**GIVEN EXERCISE**
In the entries below, count every line with the word "this". Return only the count.

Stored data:
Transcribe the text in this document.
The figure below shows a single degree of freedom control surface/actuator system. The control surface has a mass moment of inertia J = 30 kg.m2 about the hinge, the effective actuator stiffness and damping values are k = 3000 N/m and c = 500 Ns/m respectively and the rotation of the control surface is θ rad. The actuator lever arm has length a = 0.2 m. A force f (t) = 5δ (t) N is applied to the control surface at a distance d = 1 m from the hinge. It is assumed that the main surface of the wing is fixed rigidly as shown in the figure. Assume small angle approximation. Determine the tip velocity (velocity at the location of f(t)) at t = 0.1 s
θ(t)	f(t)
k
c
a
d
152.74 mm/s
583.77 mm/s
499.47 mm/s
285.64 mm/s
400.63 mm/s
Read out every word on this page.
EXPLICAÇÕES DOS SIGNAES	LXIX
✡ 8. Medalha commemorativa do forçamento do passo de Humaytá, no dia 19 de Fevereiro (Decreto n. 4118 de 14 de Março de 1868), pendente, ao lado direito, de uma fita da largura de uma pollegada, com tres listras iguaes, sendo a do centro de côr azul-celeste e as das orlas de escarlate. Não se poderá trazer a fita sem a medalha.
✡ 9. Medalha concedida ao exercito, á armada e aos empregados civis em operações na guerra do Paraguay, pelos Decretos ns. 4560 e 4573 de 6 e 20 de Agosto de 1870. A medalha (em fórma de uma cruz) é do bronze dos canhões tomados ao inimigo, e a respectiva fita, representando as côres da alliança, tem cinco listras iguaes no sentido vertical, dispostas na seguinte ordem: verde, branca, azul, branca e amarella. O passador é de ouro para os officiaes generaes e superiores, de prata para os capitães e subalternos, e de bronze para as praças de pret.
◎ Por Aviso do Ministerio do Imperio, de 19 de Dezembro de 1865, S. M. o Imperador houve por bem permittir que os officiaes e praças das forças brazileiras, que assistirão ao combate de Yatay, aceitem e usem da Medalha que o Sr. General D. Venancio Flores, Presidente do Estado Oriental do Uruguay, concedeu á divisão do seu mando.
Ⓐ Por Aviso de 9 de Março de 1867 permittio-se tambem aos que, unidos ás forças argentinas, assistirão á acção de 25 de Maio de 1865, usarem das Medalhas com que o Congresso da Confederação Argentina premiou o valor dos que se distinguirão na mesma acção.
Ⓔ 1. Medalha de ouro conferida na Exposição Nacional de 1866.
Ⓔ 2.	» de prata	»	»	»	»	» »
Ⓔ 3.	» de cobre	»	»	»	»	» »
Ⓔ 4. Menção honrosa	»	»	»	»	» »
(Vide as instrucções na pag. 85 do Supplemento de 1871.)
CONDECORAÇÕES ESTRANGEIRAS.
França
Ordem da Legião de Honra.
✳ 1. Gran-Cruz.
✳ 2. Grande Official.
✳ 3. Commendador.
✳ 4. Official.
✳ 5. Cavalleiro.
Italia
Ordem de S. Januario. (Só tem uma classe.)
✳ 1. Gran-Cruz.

**SOLUTION TO THE EXERCISE**
2